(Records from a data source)
-=-=-=-=-
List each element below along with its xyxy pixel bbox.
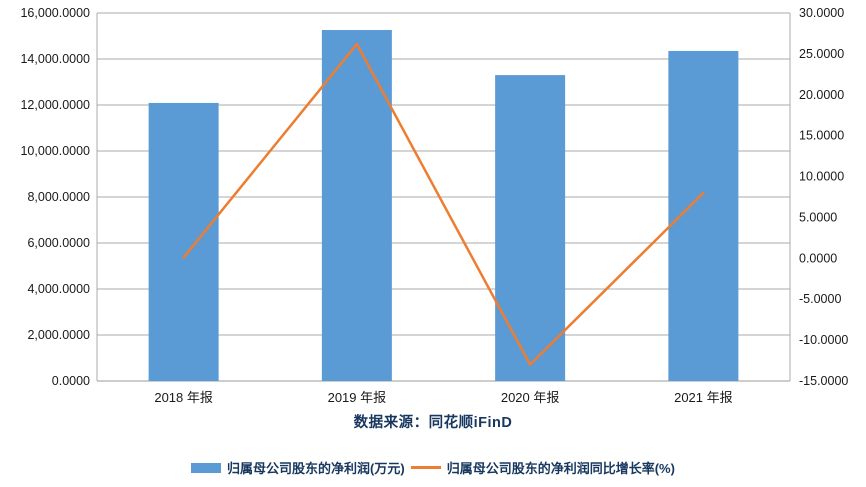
combo-chart: 0.0000 2,000.0000 4,000.0000 6,000.0000 8,00… [20, 6, 848, 405]
y-axis-left-tick-label: 14,000.0000 [20, 52, 90, 66]
bar [495, 75, 566, 381]
y-axis-right-tick-label: 0.0000 [799, 251, 837, 265]
legend-label-net-profit: 归属母公司股东的净利润(万元) [227, 461, 405, 476]
y-axis-left-tick-label: 0.0000 [52, 374, 90, 388]
y-axis-right-tick-label: 10.0000 [799, 170, 844, 184]
legend-item-growth-rate: 归属母公司股东的净利润同比增长率(%) [410, 458, 675, 477]
chart-legend: 归属母公司股东的净利润(万元) 归属母公司股东的净利润同比增长率(%) [0, 458, 866, 477]
y-axis-left-tick-label: 10,000.0000 [20, 144, 90, 158]
y-axis-right-tick-label: 20.0000 [799, 88, 844, 102]
y-axis-left-tick-label: 8,000.0000 [27, 190, 90, 204]
bar-series-swatch-icon [191, 462, 222, 473]
y-axis-left-tick-label: 4,000.0000 [27, 282, 90, 296]
y-axis-left-tick-label: 16,000.0000 [20, 6, 90, 20]
bar [321, 30, 392, 382]
legend-item-net-profit: 归属母公司股东的净利润(万元) [191, 458, 405, 477]
y-axis-right-tick-label: 25.0000 [799, 47, 844, 61]
x-axis-category-label: 2018 年报 [154, 390, 213, 405]
y-axis-left-tick-label: 2,000.0000 [27, 328, 90, 342]
y-axis-right-tick-label: 30.0000 [799, 6, 844, 20]
data-source-caption: 数据来源：同花顺iFinD [353, 415, 513, 431]
x-axis-category-label: 2021 年报 [674, 390, 733, 405]
y-axis-left-tick-label: 12,000.0000 [20, 98, 90, 112]
line-series-swatch-icon [410, 466, 441, 469]
x-axis-category-label: 2019 年报 [328, 390, 387, 405]
y-axis-left-tick-label: 6,000.0000 [27, 236, 90, 250]
y-axis-right-tick-label: -15.0000 [799, 374, 848, 388]
growth-line [182, 42, 705, 366]
x-axis-category-label: 2020 年报 [501, 390, 560, 405]
y-axis-right-tick-label: -5.0000 [799, 292, 841, 306]
y-axis-right-tick-label: 5.0000 [799, 210, 837, 224]
y-axis-right-tick-label: 15.0000 [799, 129, 844, 143]
y-axis-right-tick-label: -10.0000 [799, 333, 848, 347]
legend-label-growth-rate: 归属母公司股东的净利润同比增长率(%) [446, 461, 675, 476]
bar [148, 102, 219, 382]
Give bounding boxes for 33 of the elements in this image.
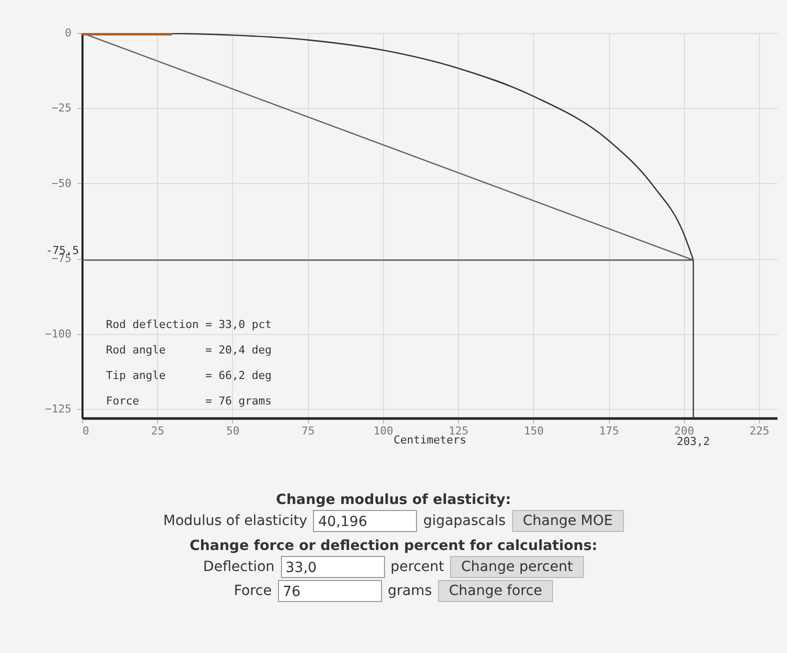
- text-field: 76: [278, 580, 382, 602]
- text: grams: [388, 583, 432, 599]
- button: Change force: [438, 580, 554, 602]
- x-tick-label: 75: [302, 424, 315, 438]
- x-tick-label: 100: [373, 424, 394, 438]
- y-tick-label: −100: [45, 327, 72, 340]
- button: Change percent: [450, 556, 584, 578]
- button: Change MOE: [512, 510, 624, 532]
- text: percent: [390, 559, 444, 575]
- y-tick-label: −125: [45, 402, 72, 416]
- text-field: 40,196: [313, 510, 418, 532]
- y-tick-label: 0: [64, 26, 72, 40]
- annotation: Force = 76 grams: [106, 394, 272, 408]
- text-field: 33,0: [280, 556, 385, 578]
- x-tick-label: 200: [674, 424, 694, 438]
- x-tick-label: 175: [599, 424, 619, 438]
- x-tick-label: 0: [82, 424, 90, 438]
- text: Force: [234, 583, 272, 599]
- annotation: Rod angle = 20,4 deg: [106, 344, 272, 356]
- annotation: Tip angle = 66,2 deg: [106, 369, 272, 382]
- text: Deflection: [203, 559, 275, 575]
- x-tick-label: 150: [524, 424, 544, 438]
- annotation: Rod deflection = 33,0 pct: [106, 318, 272, 331]
- text: Change force or deflection percent for calculations:: [188, 538, 598, 554]
- y-tick-label: −50: [52, 176, 72, 190]
- annotation: 203,2: [676, 435, 710, 448]
- text: Change modulus of elasticity:: [275, 492, 512, 508]
- y-tick-label: −25: [52, 102, 72, 115]
- x-tick-label: 225: [750, 424, 770, 438]
- text: gigapascals: [423, 513, 506, 529]
- x-tick-label: 50: [226, 424, 240, 438]
- text: Modulus of elasticity: [163, 513, 308, 529]
- x-tick-label: 25: [151, 424, 164, 438]
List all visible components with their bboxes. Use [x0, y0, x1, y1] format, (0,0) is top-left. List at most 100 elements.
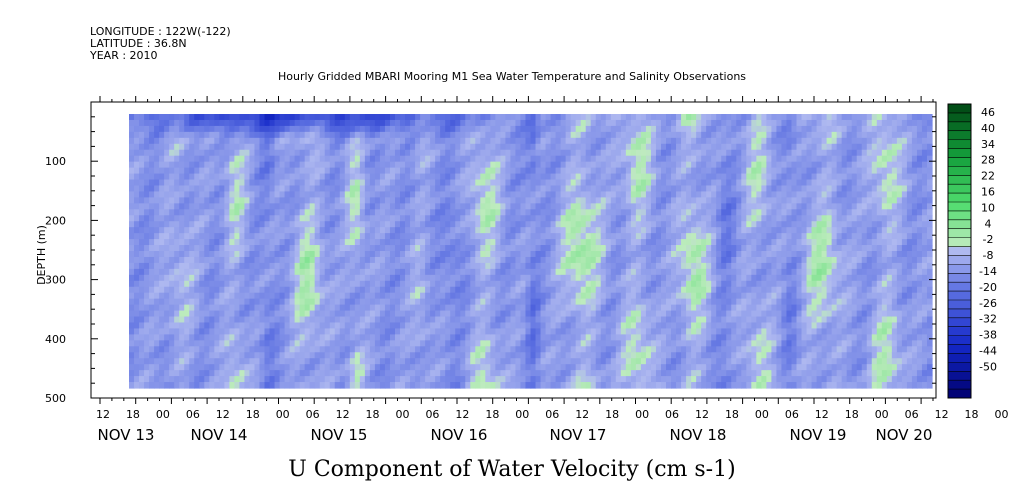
-=-=-=-=-
Task: Please reproduce the part of the listing that begins with the line containing "combo-chart: 0.0000 2,000.0000" and ends with the line containing "Give bounding boxes", including both of those lines.

Exercise answer:
combo-chart: 0.0000 2,000.0000 4,000.0000 6,000.0000 8,00… [20, 6, 848, 405]
y-axis-left-tick-label: 14,000.0000 [20, 52, 90, 66]
bar [495, 75, 566, 381]
y-axis-right-tick-label: 0.0000 [799, 251, 837, 265]
legend-label-net-profit: 归属母公司股东的净利润(万元) [227, 461, 405, 476]
y-axis-left-tick-label: 0.0000 [52, 374, 90, 388]
y-axis-right-tick-label: 10.0000 [799, 170, 844, 184]
legend-item-growth-rate: 归属母公司股东的净利润同比增长率(%) [410, 458, 675, 477]
chart-legend: 归属母公司股东的净利润(万元) 归属母公司股东的净利润同比增长率(%) [0, 458, 866, 477]
y-axis-left-tick-label: 10,000.0000 [20, 144, 90, 158]
y-axis-right-tick-label: 20.0000 [799, 88, 844, 102]
y-axis-left-tick-label: 8,000.0000 [27, 190, 90, 204]
bar-series-swatch-icon [191, 462, 222, 473]
y-axis-left-tick-label: 4,000.0000 [27, 282, 90, 296]
y-axis-left-tick-label: 16,000.0000 [20, 6, 90, 20]
bar [321, 30, 392, 382]
legend-item-net-profit: 归属母公司股东的净利润(万元) [191, 458, 405, 477]
y-axis-right-tick-label: 25.0000 [799, 47, 844, 61]
x-axis-category-label: 2018 年报 [154, 390, 213, 405]
y-axis-left-tick-label: 2,000.0000 [27, 328, 90, 342]
y-axis-right-tick-label: 30.0000 [799, 6, 844, 20]
data-source-caption: 数据来源：同花顺iFinD [353, 415, 513, 431]
x-axis-category-label: 2021 年报 [674, 390, 733, 405]
y-axis-left-tick-label: 12,000.0000 [20, 98, 90, 112]
line-series-swatch-icon [410, 466, 441, 469]
x-axis-category-label: 2019 年报 [328, 390, 387, 405]
y-axis-left-tick-label: 6,000.0000 [27, 236, 90, 250]
y-axis-right-tick-label: -15.0000 [799, 374, 848, 388]
growth-line [182, 42, 705, 366]
x-axis-category-label: 2020 年报 [501, 390, 560, 405]
y-axis-right-tick-label: -5.0000 [799, 292, 841, 306]
y-axis-right-tick-label: 5.0000 [799, 210, 837, 224]
y-axis-right-tick-label: 15.0000 [799, 129, 844, 143]
y-axis-right-tick-label: -10.0000 [799, 333, 848, 347]
legend-label-growth-rate: 归属母公司股东的净利润同比增长率(%) [446, 461, 675, 476]
bar [148, 102, 219, 382]
Give bounding boxes for 33 of the elements in this image.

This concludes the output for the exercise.